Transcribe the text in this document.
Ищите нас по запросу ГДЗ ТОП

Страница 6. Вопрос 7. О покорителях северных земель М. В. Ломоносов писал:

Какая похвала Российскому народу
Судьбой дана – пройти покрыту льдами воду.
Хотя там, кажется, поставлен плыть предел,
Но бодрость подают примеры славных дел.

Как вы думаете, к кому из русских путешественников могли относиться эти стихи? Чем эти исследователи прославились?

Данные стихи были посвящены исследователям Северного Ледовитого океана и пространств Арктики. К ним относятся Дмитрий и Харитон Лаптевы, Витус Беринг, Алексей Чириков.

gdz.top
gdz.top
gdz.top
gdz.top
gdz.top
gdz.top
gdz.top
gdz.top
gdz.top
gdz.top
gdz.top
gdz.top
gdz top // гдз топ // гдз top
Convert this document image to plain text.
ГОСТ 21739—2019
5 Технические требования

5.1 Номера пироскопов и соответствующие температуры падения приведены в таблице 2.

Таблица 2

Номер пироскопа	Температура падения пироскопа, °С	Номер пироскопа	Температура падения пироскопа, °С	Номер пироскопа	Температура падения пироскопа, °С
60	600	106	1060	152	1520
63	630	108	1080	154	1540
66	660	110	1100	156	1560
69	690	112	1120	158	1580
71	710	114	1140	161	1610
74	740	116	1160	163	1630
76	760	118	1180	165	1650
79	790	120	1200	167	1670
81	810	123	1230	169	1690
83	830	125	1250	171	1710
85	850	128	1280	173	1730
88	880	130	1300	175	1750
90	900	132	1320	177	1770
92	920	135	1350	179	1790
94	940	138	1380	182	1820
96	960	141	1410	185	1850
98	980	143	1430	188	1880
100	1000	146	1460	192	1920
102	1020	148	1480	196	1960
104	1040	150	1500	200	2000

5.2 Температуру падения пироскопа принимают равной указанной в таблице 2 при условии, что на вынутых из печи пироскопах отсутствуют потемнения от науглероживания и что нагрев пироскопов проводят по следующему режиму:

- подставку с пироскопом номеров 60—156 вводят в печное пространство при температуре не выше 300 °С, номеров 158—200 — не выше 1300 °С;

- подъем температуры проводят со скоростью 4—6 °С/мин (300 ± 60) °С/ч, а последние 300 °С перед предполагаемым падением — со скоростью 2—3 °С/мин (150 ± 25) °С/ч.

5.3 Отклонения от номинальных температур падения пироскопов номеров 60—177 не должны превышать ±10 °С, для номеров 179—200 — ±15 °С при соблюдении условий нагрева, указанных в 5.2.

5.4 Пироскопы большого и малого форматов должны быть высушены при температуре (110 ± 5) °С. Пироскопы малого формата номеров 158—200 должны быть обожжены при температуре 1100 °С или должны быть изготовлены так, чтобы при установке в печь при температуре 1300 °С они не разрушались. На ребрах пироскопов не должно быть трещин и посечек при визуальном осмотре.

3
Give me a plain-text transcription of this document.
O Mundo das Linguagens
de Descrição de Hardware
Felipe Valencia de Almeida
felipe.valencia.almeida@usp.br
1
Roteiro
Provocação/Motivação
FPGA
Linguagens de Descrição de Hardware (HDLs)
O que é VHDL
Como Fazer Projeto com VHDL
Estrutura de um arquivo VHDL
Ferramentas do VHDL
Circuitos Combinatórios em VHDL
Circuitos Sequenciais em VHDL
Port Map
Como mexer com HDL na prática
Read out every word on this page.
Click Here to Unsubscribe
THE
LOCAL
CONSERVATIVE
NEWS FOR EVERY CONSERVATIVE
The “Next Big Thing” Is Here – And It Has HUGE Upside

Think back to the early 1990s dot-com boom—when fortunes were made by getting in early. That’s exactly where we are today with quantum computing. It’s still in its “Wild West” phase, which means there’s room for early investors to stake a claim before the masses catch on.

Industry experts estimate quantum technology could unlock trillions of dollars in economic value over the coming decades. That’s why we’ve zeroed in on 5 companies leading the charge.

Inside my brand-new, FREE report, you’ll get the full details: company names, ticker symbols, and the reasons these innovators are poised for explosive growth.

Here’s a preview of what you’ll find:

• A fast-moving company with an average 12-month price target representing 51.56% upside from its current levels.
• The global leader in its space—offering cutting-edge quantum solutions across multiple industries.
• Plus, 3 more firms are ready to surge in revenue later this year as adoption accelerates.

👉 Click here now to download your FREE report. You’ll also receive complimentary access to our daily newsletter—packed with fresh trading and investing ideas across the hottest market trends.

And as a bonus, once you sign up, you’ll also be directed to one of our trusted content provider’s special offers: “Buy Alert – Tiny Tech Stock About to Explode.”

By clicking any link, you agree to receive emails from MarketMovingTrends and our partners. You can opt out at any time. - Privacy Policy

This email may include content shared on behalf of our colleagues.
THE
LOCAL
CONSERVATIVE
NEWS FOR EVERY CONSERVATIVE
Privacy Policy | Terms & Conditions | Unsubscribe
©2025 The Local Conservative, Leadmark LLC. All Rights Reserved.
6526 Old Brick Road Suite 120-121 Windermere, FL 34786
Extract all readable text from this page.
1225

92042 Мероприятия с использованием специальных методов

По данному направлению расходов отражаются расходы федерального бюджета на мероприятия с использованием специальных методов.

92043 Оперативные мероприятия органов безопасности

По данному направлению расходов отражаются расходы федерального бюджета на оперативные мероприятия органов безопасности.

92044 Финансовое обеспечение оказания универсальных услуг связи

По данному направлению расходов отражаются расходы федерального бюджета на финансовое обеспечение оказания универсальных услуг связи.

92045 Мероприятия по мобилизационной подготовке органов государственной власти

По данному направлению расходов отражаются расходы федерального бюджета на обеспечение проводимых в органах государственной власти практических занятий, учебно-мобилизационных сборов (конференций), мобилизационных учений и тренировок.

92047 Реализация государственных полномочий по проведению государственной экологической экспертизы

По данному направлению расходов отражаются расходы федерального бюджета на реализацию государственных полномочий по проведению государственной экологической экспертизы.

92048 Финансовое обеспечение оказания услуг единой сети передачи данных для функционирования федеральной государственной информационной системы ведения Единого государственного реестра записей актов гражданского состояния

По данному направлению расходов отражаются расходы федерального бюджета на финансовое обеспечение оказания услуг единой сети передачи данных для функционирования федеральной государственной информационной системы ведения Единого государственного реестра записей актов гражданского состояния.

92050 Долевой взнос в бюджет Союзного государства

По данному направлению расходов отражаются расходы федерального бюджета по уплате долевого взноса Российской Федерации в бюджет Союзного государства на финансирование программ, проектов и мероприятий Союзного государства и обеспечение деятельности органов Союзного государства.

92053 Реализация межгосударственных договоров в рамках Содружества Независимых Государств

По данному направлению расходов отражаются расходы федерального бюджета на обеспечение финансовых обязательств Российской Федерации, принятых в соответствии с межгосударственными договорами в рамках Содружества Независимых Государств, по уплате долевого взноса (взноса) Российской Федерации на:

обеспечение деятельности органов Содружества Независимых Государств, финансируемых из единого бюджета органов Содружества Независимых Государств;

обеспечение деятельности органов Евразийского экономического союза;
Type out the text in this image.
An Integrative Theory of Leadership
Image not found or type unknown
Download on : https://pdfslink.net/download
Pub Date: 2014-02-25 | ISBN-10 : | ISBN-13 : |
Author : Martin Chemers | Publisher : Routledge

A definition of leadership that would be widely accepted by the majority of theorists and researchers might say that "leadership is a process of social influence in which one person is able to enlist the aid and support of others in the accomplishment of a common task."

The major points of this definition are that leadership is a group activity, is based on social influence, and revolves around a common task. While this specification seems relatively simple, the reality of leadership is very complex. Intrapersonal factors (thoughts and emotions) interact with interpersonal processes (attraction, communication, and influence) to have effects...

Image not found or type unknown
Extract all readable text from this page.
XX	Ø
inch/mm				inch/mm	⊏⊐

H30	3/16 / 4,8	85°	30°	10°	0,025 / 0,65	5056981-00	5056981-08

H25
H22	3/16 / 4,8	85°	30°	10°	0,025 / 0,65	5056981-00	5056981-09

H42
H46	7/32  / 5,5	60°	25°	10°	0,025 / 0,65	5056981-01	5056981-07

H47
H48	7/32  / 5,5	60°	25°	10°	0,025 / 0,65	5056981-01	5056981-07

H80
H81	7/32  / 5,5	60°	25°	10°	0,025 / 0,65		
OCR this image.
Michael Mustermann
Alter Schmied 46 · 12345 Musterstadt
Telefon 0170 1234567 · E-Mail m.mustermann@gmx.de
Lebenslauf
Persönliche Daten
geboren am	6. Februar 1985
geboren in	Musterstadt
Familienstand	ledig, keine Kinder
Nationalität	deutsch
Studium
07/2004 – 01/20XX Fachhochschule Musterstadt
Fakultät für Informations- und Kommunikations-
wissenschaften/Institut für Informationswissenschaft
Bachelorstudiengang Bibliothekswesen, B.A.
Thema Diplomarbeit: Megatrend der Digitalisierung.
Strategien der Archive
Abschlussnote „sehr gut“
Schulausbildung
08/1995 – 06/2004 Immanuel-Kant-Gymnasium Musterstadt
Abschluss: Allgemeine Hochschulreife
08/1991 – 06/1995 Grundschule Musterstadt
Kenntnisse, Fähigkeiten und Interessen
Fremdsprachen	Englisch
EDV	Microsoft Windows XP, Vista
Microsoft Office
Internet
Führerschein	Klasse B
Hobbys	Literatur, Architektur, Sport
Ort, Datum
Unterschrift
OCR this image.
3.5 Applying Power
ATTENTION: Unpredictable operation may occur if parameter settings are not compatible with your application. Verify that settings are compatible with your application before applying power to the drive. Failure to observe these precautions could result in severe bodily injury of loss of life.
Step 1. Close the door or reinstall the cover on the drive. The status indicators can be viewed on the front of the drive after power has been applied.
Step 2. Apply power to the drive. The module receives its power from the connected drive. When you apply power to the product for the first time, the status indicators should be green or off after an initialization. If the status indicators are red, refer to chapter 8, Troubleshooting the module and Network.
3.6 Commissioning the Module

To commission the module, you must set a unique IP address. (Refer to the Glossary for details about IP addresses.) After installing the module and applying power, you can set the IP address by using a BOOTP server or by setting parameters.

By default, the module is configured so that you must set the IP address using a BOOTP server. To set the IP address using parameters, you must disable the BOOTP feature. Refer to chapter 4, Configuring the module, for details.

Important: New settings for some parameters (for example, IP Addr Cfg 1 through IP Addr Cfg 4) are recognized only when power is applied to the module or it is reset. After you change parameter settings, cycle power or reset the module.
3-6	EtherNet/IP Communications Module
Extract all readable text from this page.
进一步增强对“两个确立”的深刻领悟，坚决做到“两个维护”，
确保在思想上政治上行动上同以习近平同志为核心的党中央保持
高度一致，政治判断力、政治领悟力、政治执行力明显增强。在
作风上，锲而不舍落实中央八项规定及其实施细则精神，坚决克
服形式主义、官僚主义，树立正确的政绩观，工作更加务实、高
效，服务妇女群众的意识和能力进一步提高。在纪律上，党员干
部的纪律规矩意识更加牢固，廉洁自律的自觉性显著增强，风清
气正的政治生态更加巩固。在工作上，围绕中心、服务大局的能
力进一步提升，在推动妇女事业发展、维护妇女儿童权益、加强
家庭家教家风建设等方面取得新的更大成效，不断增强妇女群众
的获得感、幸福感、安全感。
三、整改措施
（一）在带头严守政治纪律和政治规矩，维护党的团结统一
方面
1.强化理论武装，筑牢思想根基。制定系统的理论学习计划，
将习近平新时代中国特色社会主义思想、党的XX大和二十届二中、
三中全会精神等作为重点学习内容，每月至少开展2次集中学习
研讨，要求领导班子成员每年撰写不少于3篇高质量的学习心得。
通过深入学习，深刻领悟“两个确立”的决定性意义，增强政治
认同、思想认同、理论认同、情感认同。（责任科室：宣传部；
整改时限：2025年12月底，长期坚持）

■ ■ ■ ■ ■

EXERCISE BRIEF: Determine the number of lines in these entries that contain the word "взноса", and write only that number.

FINAL ANSWER: 2